What you have to do: Leave out the pictures and repeat everything else in the records exactly.

** BEGIN **

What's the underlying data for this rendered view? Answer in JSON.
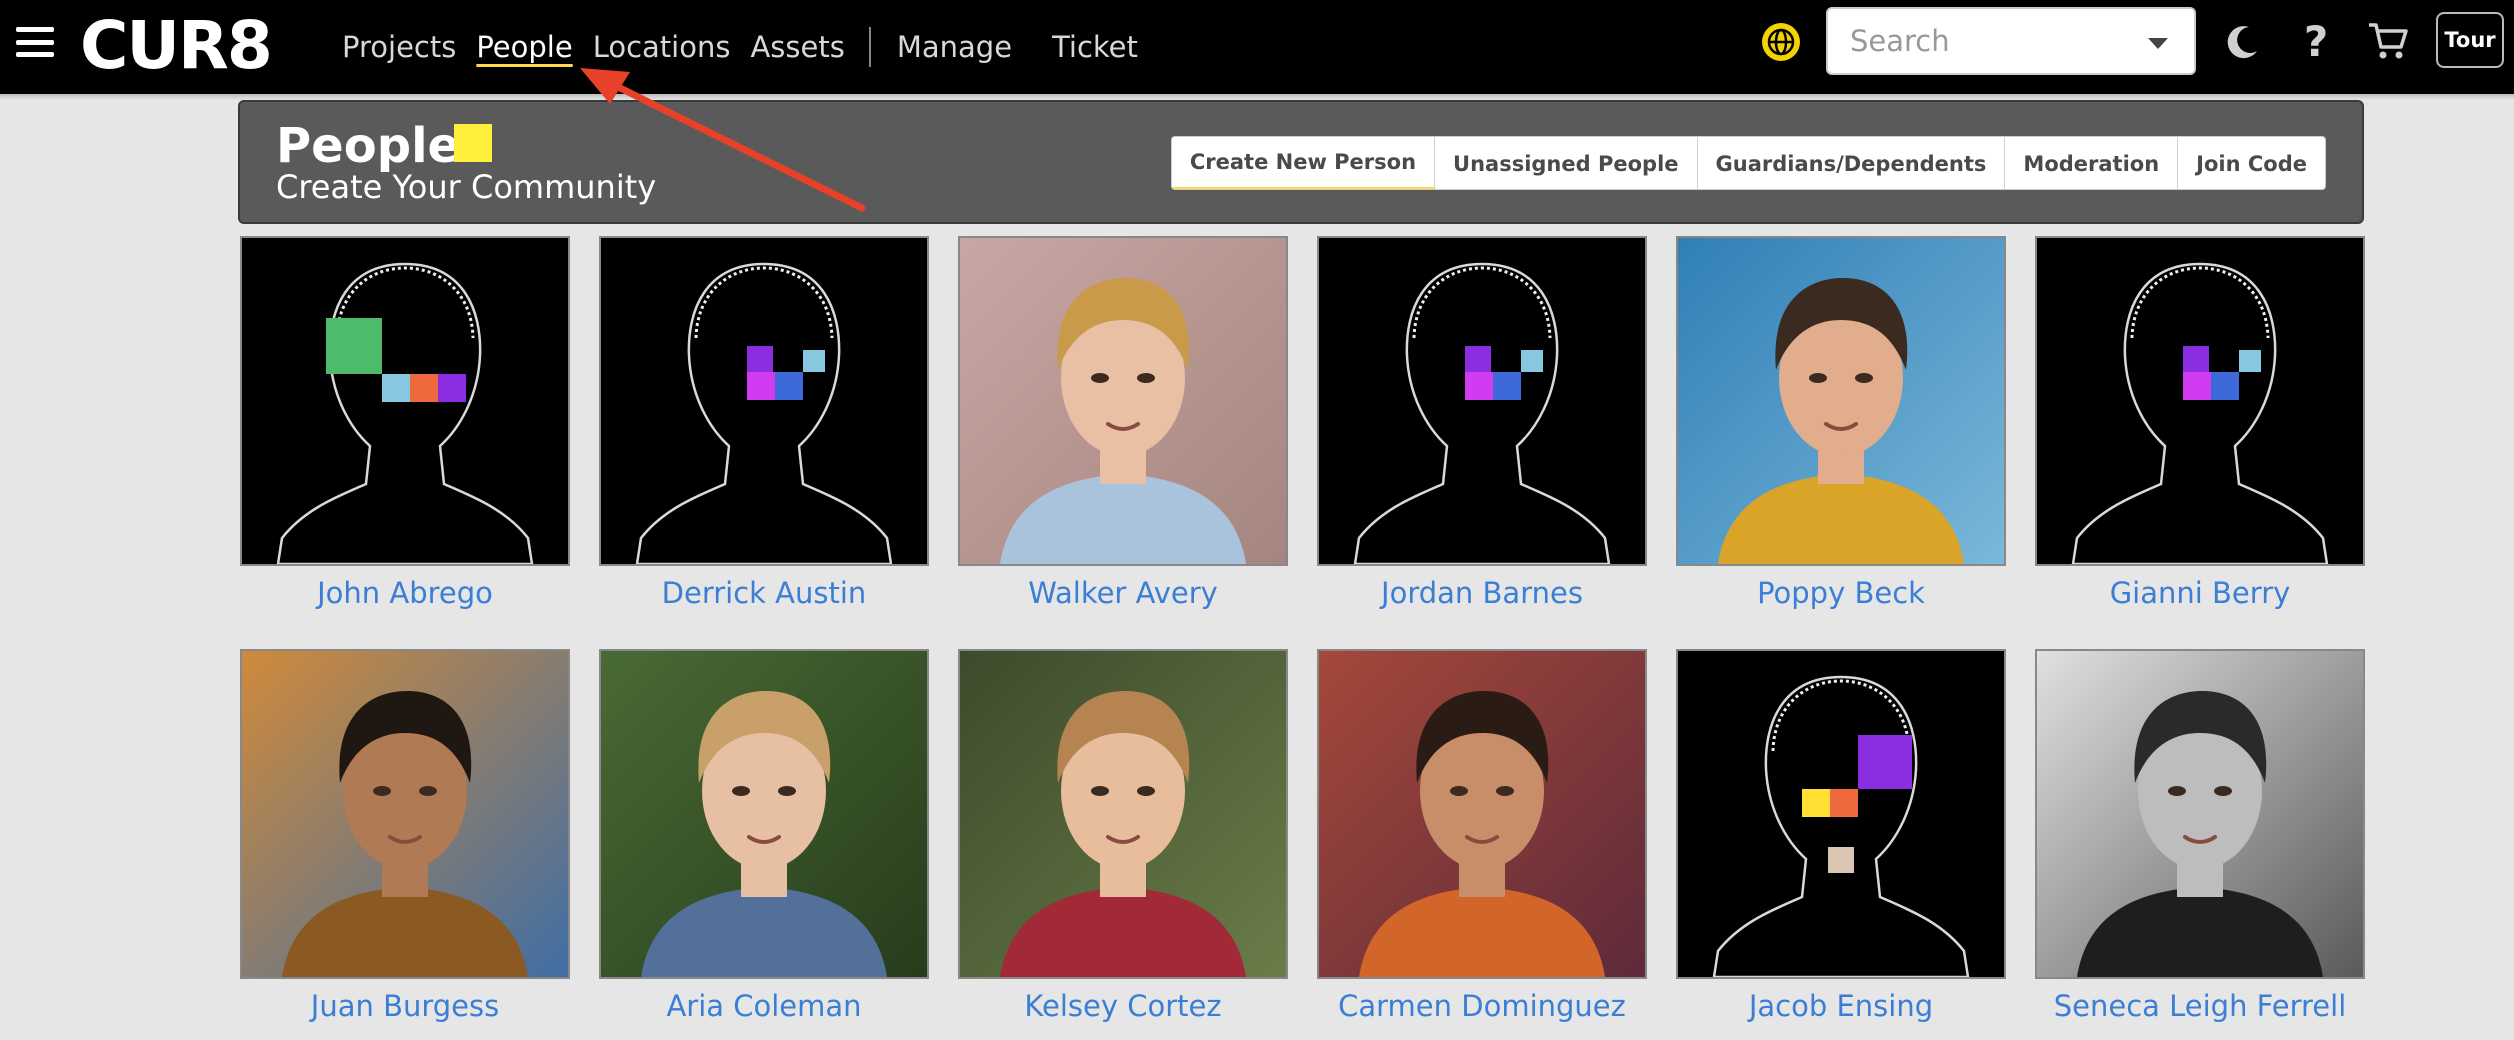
{
  "brand": {
    "logo_text": "CUR8"
  },
  "nav": {
    "items": [
      {
        "label": "Projects"
      },
      {
        "label": "People"
      },
      {
        "label": "Locations"
      },
      {
        "label": "Assets"
      },
      {
        "label": "Manage"
      },
      {
        "label": "Ticket"
      }
    ],
    "active": "People"
  },
  "search": {
    "placeholder": "Search"
  },
  "toolbar": {
    "tour_label": "Tour",
    "help_label": "?"
  },
  "header": {
    "title": "People",
    "subtitle": "Create Your Community",
    "accent_color": "#ffef3a",
    "actions": [
      {
        "label": "Create New Person"
      },
      {
        "label": "Unassigned People"
      },
      {
        "label": "Guardians/Dependents"
      },
      {
        "label": "Moderation"
      },
      {
        "label": "Join Code"
      }
    ]
  },
  "colors": {
    "link": "#3a7fd5",
    "annotation_arrow": "#e8412a",
    "globe": "#f2d300"
  },
  "people": [
    {
      "name": "John Abrego",
      "photo": "placeholder-silhouette"
    },
    {
      "name": "Derrick Austin",
      "photo": "placeholder-silhouette"
    },
    {
      "name": "Walker Avery",
      "photo": "portrait"
    },
    {
      "name": "Jordan Barnes",
      "photo": "placeholder-silhouette"
    },
    {
      "name": "Poppy Beck",
      "photo": "portrait"
    },
    {
      "name": "Gianni Berry",
      "photo": "placeholder-silhouette"
    },
    {
      "name": "Juan Burgess",
      "photo": "portrait"
    },
    {
      "name": "Aria Coleman",
      "photo": "portrait"
    },
    {
      "name": "Kelsey Cortez",
      "photo": "portrait"
    },
    {
      "name": "Carmen Dominguez",
      "photo": "portrait"
    },
    {
      "name": "Jacob Ensing",
      "photo": "placeholder-silhouette"
    },
    {
      "name": "Seneca Leigh Ferrell",
      "photo": "portrait"
    }
  ]
}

** END **

Solution for this problem:
What's the underlying data for this rendered view? Answer in JSON.
{
  "brand": {
    "logo_text": "CUR8"
  },
  "nav": {
    "items": [
      {
        "label": "Projects"
      },
      {
        "label": "People"
      },
      {
        "label": "Locations"
      },
      {
        "label": "Assets"
      },
      {
        "label": "Manage"
      },
      {
        "label": "Ticket"
      }
    ],
    "active": "People"
  },
  "search": {
    "placeholder": "Search"
  },
  "toolbar": {
    "tour_label": "Tour",
    "help_label": "?"
  },
  "header": {
    "title": "People",
    "subtitle": "Create Your Community",
    "accent_color": "#ffef3a",
    "actions": [
      {
        "label": "Create New Person"
      },
      {
        "label": "Unassigned People"
      },
      {
        "label": "Guardians/Dependents"
      },
      {
        "label": "Moderation"
      },
      {
        "label": "Join Code"
      }
    ]
  },
  "colors": {
    "link": "#3a7fd5",
    "annotation_arrow": "#e8412a",
    "globe": "#f2d300"
  },
  "people": [
    {
      "name": "John Abrego",
      "photo": "placeholder-silhouette"
    },
    {
      "name": "Derrick Austin",
      "photo": "placeholder-silhouette"
    },
    {
      "name": "Walker Avery",
      "photo": "portrait"
    },
    {
      "name": "Jordan Barnes",
      "photo": "placeholder-silhouette"
    },
    {
      "name": "Poppy Beck",
      "photo": "portrait"
    },
    {
      "name": "Gianni Berry",
      "photo": "placeholder-silhouette"
    },
    {
      "name": "Juan Burgess",
      "photo": "portrait"
    },
    {
      "name": "Aria Coleman",
      "photo": "portrait"
    },
    {
      "name": "Kelsey Cortez",
      "photo": "portrait"
    },
    {
      "name": "Carmen Dominguez",
      "photo": "portrait"
    },
    {
      "name": "Jacob Ensing",
      "photo": "placeholder-silhouette"
    },
    {
      "name": "Seneca Leigh Ferrell",
      "photo": "portrait"
    }
  ]
}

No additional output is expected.